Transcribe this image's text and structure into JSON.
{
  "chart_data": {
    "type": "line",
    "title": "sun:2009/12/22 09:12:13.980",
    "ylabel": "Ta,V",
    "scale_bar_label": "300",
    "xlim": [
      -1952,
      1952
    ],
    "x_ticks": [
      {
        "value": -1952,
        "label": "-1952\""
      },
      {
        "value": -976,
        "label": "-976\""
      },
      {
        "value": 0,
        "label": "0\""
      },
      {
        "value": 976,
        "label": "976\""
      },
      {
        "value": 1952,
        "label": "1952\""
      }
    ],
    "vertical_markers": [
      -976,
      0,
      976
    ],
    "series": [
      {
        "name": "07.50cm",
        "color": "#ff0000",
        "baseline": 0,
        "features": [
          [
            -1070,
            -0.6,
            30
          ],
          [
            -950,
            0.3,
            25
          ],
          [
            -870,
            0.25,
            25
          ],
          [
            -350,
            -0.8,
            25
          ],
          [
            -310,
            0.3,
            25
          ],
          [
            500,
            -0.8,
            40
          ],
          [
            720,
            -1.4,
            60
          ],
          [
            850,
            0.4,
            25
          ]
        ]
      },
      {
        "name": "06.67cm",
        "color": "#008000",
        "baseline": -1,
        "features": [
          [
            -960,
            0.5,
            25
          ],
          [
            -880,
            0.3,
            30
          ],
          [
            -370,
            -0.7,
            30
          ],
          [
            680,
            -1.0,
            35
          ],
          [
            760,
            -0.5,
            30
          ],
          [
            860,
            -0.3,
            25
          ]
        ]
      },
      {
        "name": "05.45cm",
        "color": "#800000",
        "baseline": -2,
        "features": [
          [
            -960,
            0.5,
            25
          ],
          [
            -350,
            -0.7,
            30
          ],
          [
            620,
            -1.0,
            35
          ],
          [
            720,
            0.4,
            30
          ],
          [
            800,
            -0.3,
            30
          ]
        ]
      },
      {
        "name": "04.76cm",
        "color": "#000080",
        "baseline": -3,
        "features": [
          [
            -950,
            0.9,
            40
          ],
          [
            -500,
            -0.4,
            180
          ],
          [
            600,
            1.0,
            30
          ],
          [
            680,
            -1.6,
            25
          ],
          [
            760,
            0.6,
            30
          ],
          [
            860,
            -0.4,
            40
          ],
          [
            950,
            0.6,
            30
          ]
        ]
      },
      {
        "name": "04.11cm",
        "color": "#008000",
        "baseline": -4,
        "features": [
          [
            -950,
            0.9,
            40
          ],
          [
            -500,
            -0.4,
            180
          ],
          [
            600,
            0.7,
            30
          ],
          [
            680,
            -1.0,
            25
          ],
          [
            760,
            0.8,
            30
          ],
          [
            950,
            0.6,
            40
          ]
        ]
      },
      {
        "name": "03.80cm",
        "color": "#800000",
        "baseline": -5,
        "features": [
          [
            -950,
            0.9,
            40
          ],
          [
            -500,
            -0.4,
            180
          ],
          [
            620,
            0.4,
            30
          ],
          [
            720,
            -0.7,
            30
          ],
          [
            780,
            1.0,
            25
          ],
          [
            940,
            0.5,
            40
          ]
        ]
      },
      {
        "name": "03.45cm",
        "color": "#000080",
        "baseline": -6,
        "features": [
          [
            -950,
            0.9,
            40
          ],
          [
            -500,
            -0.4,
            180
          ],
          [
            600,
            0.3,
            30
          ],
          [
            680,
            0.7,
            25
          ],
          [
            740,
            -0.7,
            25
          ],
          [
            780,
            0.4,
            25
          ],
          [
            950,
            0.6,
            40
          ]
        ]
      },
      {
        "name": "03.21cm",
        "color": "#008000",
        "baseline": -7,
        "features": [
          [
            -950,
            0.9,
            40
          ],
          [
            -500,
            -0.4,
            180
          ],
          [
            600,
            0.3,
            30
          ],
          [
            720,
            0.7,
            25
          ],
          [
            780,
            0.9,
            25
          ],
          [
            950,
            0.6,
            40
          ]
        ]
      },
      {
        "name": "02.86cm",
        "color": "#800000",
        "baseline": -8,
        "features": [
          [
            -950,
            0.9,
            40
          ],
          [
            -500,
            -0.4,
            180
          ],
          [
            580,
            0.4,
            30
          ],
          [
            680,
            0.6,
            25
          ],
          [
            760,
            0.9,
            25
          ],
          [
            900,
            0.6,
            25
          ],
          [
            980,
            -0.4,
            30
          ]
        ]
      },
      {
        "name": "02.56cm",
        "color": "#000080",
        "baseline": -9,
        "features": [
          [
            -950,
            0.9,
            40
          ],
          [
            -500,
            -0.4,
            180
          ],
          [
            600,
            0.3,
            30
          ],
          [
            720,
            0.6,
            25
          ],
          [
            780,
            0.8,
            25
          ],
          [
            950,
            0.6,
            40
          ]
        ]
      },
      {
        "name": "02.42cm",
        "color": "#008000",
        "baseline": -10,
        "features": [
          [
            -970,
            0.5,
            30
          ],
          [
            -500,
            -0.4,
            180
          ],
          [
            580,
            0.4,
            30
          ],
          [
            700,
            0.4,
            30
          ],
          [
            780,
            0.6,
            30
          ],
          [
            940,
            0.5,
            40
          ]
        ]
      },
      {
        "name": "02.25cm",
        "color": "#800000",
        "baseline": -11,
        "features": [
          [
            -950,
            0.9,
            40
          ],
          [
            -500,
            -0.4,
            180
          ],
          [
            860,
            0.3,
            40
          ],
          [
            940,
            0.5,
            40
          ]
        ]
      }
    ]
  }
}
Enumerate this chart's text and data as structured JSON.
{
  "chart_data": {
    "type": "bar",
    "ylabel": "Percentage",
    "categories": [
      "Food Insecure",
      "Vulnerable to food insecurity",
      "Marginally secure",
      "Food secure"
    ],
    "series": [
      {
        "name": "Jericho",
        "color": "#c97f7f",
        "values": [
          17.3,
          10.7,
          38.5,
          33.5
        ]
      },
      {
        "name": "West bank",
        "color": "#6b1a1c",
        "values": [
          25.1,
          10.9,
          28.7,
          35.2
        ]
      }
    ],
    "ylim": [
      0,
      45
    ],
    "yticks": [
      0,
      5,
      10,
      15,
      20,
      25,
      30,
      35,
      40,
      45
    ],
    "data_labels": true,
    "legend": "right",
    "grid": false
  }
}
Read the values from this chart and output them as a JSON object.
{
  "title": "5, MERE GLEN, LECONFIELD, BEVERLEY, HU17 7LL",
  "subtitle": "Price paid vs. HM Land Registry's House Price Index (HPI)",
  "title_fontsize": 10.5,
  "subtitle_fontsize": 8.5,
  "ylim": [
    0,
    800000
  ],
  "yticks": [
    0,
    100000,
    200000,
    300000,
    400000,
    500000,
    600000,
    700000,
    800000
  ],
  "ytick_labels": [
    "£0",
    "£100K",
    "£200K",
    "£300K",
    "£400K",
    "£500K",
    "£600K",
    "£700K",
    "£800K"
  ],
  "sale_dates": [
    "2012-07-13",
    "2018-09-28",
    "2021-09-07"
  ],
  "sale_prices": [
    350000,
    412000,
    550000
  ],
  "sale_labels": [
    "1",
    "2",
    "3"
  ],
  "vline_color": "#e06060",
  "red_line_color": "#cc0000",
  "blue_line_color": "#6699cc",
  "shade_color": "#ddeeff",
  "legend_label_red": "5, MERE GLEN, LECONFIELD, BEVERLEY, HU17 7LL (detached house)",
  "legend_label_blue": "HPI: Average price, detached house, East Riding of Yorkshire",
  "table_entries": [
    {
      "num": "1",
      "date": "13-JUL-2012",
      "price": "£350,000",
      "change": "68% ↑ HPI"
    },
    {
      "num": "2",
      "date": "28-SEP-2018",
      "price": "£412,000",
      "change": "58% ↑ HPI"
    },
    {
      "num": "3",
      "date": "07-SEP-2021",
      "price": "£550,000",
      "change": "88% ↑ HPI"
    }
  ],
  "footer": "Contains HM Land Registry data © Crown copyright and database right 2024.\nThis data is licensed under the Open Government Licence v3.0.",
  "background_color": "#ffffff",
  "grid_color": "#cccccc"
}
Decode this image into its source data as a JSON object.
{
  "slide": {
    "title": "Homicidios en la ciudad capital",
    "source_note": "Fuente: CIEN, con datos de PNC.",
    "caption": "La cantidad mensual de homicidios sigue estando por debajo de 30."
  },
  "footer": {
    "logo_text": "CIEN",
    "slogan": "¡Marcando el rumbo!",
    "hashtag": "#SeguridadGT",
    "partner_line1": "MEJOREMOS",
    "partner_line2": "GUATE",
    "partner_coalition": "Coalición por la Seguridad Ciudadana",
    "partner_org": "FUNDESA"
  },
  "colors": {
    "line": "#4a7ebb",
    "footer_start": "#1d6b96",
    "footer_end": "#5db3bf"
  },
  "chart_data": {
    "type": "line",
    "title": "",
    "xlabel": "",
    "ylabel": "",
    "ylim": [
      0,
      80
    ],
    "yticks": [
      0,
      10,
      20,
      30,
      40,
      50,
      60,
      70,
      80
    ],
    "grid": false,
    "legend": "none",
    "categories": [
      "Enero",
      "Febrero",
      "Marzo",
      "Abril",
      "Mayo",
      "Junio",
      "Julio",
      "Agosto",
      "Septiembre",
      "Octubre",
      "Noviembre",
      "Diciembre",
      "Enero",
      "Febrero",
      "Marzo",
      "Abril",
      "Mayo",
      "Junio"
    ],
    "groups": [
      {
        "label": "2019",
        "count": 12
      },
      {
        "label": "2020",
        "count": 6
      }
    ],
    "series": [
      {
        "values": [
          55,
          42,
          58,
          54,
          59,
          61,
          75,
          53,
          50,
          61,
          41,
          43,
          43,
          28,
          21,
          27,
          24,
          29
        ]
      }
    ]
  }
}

──────────

== The exercise ==
Scan the records above for the string "JSON", then report every line that contains it.

== Solution to the exercise ==
Transcribe this image's text and structure into JSON.
Enumerate this chart's text and data as structured JSON.
Read the values from this chart and output them as a JSON object.
Decode this image into its source data as a JSON object.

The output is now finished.